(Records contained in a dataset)
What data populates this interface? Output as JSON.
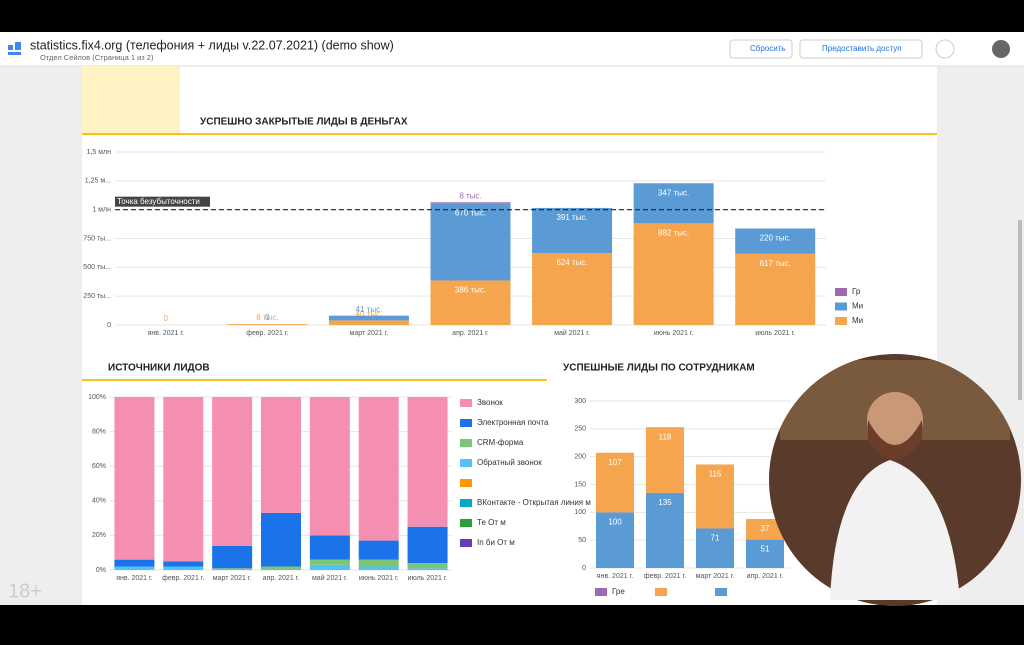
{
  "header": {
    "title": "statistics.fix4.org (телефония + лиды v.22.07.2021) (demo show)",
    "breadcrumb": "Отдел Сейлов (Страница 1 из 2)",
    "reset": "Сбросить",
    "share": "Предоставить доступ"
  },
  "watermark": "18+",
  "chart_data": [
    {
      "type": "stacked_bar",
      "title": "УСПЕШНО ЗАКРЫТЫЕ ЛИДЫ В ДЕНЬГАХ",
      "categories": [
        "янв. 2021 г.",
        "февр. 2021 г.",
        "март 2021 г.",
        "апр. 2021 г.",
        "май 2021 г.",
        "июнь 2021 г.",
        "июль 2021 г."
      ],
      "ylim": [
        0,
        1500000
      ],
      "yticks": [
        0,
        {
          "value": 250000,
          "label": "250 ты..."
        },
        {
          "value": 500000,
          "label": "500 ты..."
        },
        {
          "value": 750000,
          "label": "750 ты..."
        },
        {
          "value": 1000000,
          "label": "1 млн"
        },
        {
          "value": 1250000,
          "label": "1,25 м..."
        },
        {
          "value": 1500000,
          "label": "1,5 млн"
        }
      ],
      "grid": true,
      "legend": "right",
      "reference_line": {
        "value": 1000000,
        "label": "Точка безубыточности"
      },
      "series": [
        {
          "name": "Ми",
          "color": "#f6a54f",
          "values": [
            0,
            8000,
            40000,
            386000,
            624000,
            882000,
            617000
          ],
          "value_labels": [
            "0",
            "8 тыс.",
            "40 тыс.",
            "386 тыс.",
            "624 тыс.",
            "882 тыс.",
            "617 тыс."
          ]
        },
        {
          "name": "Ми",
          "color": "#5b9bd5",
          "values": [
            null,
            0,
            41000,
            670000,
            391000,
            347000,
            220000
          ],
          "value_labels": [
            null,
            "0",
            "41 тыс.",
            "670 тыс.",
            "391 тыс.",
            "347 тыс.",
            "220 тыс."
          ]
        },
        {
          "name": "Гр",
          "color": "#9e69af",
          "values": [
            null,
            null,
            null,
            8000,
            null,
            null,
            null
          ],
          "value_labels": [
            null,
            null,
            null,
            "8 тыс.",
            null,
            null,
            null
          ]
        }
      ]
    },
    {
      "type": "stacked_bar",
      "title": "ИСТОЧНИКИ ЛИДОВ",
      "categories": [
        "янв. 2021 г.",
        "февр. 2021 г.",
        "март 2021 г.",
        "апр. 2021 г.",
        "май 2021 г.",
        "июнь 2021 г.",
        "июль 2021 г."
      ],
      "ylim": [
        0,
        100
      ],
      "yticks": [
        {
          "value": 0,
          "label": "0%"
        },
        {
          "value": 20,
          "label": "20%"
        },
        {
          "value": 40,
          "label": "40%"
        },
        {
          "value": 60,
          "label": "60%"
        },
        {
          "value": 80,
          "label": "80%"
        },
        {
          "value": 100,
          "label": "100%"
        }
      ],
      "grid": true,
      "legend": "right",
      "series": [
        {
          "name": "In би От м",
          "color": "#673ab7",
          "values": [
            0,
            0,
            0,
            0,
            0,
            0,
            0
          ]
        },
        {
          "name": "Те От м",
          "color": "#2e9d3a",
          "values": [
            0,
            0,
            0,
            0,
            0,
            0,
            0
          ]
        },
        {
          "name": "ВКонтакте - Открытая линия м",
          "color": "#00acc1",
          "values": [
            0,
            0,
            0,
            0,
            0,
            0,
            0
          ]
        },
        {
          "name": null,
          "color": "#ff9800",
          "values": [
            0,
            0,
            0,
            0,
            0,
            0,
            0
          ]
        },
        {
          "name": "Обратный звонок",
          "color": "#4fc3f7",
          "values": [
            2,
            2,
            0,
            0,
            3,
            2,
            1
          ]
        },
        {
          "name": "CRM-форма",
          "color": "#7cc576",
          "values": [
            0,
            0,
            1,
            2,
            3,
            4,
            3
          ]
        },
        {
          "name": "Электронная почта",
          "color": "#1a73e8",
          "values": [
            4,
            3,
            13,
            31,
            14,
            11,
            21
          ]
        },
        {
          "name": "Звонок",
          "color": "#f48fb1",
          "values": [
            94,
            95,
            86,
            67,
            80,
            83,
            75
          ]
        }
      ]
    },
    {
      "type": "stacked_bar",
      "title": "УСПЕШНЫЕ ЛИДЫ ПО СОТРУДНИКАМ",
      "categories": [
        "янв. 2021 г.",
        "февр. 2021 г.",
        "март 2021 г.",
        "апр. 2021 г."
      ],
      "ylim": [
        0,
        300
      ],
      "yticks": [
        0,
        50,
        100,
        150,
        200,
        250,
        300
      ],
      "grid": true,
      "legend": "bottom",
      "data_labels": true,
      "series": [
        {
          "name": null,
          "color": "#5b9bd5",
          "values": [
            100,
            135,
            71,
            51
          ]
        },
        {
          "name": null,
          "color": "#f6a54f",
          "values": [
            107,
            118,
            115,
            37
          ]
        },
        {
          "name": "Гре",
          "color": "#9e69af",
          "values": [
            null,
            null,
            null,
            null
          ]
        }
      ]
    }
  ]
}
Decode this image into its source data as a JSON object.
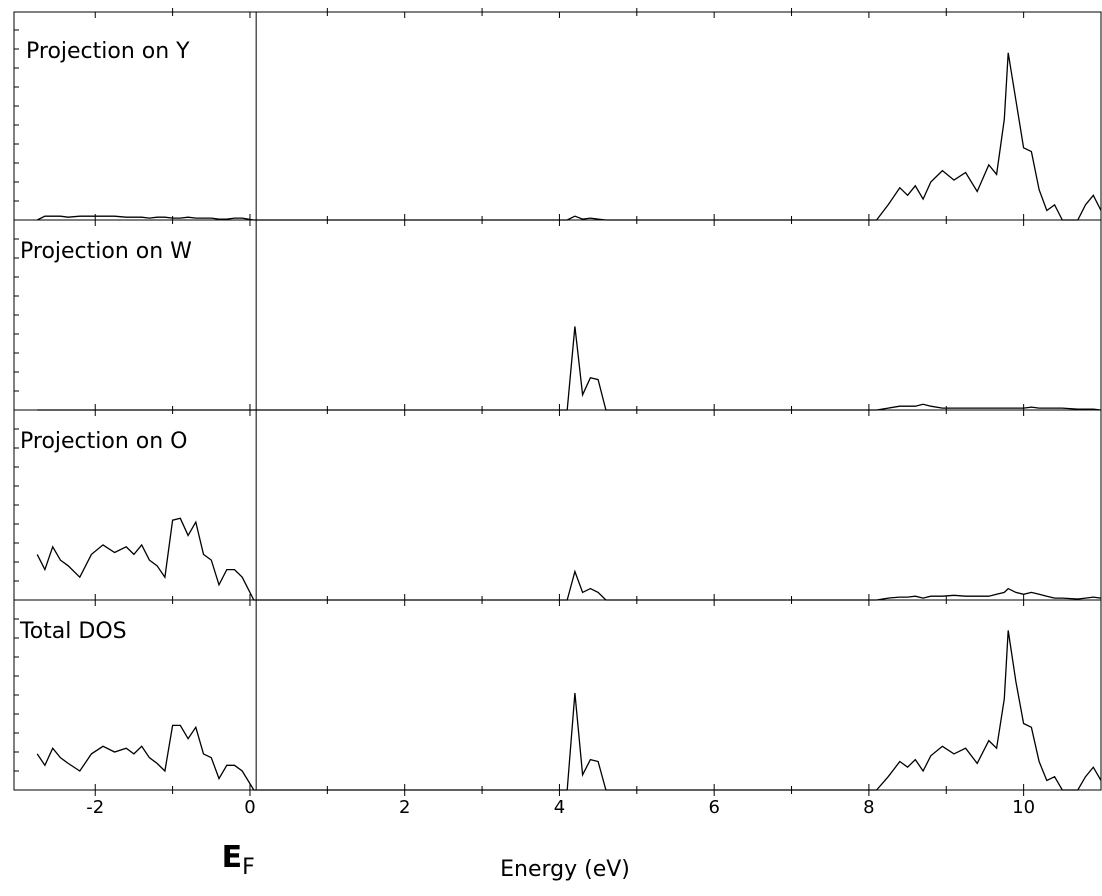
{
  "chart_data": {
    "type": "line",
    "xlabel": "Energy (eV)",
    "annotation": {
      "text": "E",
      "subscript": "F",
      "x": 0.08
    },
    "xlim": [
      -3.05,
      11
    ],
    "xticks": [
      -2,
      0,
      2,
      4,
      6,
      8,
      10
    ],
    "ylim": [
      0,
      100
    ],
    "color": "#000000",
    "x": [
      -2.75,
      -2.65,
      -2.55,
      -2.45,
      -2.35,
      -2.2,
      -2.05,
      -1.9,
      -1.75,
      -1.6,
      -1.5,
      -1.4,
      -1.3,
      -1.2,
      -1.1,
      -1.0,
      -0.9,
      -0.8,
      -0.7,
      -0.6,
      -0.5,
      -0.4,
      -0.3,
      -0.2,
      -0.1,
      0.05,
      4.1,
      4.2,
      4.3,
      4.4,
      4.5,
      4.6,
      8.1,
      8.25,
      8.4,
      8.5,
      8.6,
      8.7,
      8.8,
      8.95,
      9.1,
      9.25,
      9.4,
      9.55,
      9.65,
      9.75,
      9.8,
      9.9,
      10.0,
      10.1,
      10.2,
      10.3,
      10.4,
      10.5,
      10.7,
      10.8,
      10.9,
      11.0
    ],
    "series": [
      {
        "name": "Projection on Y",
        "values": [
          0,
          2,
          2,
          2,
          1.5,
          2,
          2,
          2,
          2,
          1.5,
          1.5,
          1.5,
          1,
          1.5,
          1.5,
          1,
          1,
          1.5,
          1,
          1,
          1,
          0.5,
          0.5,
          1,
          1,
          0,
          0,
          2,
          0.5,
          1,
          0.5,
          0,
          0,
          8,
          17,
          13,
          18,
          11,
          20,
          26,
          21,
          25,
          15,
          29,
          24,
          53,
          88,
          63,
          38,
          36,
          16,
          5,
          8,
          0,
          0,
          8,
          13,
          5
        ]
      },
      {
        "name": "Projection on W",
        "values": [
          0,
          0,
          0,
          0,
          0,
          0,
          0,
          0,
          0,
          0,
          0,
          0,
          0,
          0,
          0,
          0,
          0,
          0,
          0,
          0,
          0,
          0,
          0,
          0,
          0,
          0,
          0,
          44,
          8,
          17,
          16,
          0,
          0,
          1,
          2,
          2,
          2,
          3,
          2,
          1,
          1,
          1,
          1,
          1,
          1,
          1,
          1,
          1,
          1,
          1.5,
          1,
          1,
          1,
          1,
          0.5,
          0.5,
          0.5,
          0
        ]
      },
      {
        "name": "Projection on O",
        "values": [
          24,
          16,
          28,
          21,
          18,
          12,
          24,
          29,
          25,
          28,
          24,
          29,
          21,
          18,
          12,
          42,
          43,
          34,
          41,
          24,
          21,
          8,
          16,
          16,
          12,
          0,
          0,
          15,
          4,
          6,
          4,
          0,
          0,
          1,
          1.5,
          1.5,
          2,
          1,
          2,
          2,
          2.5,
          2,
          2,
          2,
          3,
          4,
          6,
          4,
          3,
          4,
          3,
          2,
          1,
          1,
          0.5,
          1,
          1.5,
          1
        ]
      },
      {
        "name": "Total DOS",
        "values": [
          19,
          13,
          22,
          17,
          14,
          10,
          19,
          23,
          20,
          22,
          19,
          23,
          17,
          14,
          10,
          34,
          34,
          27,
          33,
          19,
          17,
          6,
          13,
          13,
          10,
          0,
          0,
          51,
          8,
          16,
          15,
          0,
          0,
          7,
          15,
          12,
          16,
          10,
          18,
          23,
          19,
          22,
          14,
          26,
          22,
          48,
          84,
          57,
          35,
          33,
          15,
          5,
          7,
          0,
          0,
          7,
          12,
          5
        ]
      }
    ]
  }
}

* What this task involves
Search the data for "Projection". Copy every line that has it.

* Solution below
        "name": "Projection on Y",
        "name": "Projection on W",
        "name": "Projection on O",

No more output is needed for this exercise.